BEGIN TEXT PROVIDED

Here's another update.

Believe it or not, building a new chicken pen has taken priority over the van and I have a pile of photo-work that lined up which will also delay the van even more.

Image may have been reduced in size. Click image to view fullscreen.

However this was a good opportunity to order even more parts for our van. I have yet to drop the tank (that's next on the list) but looking at the straps, I figured most of the hardware there won't be pretty. So on top of the fuel line and tank reseal kit, we ordered:
- Fuel sending unit 4WD
- SS tank straps
- Fuel filter bracket
- SS fuel pump bracket

Our EJ22 was installed a while back (2 owners before us) with a KEP setup. We learned a few things from this setup (this will relate to transmissions, I swear):
- The engine carrier was supposedly designed to hold the engine a couple inches higher to compensate for the Subaru's low hanging oil pan. We have the Small Car Performance pan so it's not too much of an issue.

END TEXT PROVIDED
BEGIN EXERCISE MATERIAL

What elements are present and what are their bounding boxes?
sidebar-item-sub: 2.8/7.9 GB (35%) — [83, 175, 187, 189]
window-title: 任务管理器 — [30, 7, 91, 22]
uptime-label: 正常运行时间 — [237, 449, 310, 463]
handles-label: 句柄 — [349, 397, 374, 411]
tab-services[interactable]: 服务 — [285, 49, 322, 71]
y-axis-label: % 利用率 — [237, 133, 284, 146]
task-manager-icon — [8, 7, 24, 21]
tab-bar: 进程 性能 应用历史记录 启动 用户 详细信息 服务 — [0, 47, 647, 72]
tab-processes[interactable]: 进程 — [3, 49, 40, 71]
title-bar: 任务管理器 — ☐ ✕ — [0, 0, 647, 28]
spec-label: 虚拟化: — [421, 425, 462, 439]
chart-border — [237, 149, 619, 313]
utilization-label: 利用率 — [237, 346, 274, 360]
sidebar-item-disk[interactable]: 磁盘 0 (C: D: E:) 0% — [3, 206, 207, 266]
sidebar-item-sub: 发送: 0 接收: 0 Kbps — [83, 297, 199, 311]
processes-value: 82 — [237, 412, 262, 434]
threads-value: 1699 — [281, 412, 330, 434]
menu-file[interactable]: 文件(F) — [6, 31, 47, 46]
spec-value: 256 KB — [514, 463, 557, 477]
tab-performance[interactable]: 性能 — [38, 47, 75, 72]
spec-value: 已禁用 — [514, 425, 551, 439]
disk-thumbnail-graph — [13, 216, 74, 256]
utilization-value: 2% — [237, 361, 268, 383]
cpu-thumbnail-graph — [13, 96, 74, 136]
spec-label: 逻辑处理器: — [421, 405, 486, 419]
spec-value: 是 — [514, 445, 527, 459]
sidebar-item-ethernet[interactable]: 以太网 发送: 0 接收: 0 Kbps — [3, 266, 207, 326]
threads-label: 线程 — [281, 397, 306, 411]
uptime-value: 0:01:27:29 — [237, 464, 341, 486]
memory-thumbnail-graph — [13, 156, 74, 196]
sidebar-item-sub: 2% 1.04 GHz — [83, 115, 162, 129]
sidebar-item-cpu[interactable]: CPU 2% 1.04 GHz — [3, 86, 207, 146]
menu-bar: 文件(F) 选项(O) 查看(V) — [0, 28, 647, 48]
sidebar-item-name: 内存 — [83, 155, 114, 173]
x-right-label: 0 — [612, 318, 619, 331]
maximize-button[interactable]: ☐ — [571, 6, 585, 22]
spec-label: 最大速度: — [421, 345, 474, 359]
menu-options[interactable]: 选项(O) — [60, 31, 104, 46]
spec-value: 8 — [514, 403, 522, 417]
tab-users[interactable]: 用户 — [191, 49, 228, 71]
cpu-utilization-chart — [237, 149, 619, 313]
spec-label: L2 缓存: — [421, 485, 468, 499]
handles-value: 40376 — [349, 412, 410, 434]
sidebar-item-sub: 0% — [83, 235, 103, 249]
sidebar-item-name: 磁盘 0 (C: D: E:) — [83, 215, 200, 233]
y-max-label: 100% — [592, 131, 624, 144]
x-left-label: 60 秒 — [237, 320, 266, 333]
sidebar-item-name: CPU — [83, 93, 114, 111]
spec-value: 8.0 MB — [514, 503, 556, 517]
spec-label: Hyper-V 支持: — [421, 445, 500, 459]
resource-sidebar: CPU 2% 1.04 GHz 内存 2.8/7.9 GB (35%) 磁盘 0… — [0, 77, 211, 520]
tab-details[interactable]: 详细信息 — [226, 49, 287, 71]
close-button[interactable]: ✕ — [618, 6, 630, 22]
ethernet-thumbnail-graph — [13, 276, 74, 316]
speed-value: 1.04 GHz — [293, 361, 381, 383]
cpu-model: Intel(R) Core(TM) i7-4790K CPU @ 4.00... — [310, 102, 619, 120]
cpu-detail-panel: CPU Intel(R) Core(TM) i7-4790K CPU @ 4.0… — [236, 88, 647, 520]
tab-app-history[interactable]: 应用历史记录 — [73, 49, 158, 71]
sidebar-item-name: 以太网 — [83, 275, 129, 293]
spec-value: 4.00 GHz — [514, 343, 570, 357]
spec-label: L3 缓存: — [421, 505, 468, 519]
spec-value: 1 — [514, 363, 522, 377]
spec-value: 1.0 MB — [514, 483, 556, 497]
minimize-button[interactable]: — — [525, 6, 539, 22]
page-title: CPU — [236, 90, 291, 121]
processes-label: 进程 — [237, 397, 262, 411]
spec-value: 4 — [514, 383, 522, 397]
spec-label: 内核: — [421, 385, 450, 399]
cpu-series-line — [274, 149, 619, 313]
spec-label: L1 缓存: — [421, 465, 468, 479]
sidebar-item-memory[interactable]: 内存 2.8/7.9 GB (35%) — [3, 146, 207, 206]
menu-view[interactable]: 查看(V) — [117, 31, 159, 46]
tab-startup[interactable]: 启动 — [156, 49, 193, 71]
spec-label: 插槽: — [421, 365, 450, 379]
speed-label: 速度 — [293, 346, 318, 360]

END EXERCISE MATERIAL

▸ **TASK REQUIREMENTS**
- a) Convert the entries into a Markdown table with the columns Row and Line, starting at the first line of the entries and ending at the line containing "chart-border — [237, 149, 619, 313]". Leave out blank lines.
- b) Continue the van update post from where it stops.

▸ **RESULTS BY TASK**
- a)
| Row | Line |
|---|---|
| 1 | What elements are present and what are their bounding boxes? |
| 2 | sidebar-item-sub: 2.8/7.9 GB (35%) — [83, 175, 187, 189] |
| 3 | window-title: 任务管理器 — [30, 7, 91, 22] |
| 4 | uptime-label: 正常运行时间 — [237, 449, 310, 463] |
| 5 | handles-label: 句柄 — [349, 397, 374, 411] |
| 6 | tab-services[interactable]: 服务 — [285, 49, 322, 71] |
| 7 | y-axis-label: % 利用率 — [237, 133, 284, 146] |
| 8 | task-manager-icon — [8, 7, 24, 21] |
| 9 | tab-bar: 进程 性能 应用历史记录 启动 用户 详细信息 服务 — [0, 47, 647, 72] |
| 10 | tab-processes[interactable]: 进程 — [3, 49, 40, 71] |
| 11 | title-bar: 任务管理器 — ☐ ✕ — [0, 0, 647, 28] |
| 12 | spec-label: 虚拟化: — [421, 425, 462, 439] |
| 13 | chart-border — [237, 149, 619, 313] |

- b)
- The KEP setup has its own heat shield and engine mounted muffler bracket. However ours never came with these and the shop we had used to rebuild our engine had welded the new muffler to a self-made bracket attached to the engine. That weld cracked the exhaust shell of course... The exhaust was already loud in the first place, now it's even louder.
- The KEP exhaust manifold goes from the exhaust ports to the back of the engine (front of the van), passes right in front of the transmission drain plug and comes back around the engine. This makes reaching the transmission drain plug a royal PIA and probably heats up that transmission oil more than it needs to.

That last point was a motivation for us to upgrade that system, now that we have a jewel of a transaxle. Therefore we ordered the RMW exhaust manifold system from Van-Cafe, which is all routed toward the back of the van.

KEP style (image from www.buslab.com):
Image may have been reduced in size. Click image to view fullscreen.

RMW style (image from human_compass I believe):
Image may have been reduced in size. Click image to view fullscreen.

And since our muffler was loud and is now cracked, we figured we might as well get their stealth muffler. However, this won't fit quite right with the KEP engine carrier, which holds the engine a couple inches higher than stock (which also jams our air filter onto the engine bay lid). The engine carrier would need to have shims to lower the assembly. So we might as well order the RMW EJ22 engine carrier too while we're at it. And of course everything else that goes with it: heat shield, exhaust manifold gasket, exhaust brackets and 2" tailpipe kit.

Where does it stop?!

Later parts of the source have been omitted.